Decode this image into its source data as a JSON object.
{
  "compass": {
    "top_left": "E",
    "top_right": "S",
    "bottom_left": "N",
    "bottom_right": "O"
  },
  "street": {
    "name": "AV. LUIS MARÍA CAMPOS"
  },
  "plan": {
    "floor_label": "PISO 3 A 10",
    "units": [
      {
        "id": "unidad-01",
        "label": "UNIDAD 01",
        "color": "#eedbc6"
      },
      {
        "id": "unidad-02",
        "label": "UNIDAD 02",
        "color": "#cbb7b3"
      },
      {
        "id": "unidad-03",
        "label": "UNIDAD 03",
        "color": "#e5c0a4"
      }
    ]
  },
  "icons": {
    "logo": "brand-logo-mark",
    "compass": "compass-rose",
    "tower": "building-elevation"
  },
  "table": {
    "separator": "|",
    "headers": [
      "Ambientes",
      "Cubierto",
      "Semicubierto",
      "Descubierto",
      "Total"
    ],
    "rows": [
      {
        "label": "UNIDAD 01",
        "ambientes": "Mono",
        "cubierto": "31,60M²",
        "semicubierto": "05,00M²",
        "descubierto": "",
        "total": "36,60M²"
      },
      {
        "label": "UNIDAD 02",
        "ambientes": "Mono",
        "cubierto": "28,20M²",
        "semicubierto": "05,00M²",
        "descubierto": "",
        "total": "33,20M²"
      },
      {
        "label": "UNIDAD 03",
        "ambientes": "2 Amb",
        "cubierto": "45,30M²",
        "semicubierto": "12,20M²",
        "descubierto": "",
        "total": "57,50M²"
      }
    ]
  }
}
----
■ **What is required**
Repeat every record, keeping each word and mark exactly as it is.

■ **The output**
Decode this image into its source data as a JSON object.
{
  "compass": {
    "top_left": "E",
    "top_right": "S",
    "bottom_left": "N",
    "bottom_right": "O"
  },
  "street": {
    "name": "AV. LUIS MARÍA CAMPOS"
  },
  "plan": {
    "floor_label": "PISO 3 A 10",
    "units": [
      {
        "id": "unidad-01",
        "label": "UNIDAD 01",
        "color": "#eedbc6"
      },
      {
        "id": "unidad-02",
        "label": "UNIDAD 02",
        "color": "#cbb7b3"
      },
      {
        "id": "unidad-03",
        "label": "UNIDAD 03",
        "color": "#e5c0a4"
      }
    ]
  },
  "icons": {
    "logo": "brand-logo-mark",
    "compass": "compass-rose",
    "tower": "building-elevation"
  },
  "table": {
    "separator": "|",
    "headers": [
      "Ambientes",
      "Cubierto",
      "Semicubierto",
      "Descubierto",
      "Total"
    ],
    "rows": [
      {
        "label": "UNIDAD 01",
        "ambientes": "Mono",
        "cubierto": "31,60M²",
        "semicubierto": "05,00M²",
        "descubierto": "",
        "total": "36,60M²"
      },
      {
        "label": "UNIDAD 02",
        "ambientes": "Mono",
        "cubierto": "28,20M²",
        "semicubierto": "05,00M²",
        "descubierto": "",
        "total": "33,20M²"
      },
      {
        "label": "UNIDAD 03",
        "ambientes": "2 Amb",
        "cubierto": "45,30M²",
        "semicubierto": "12,20M²",
        "descubierto": "",
        "total": "57,50M²"
      }
    ]
  }
}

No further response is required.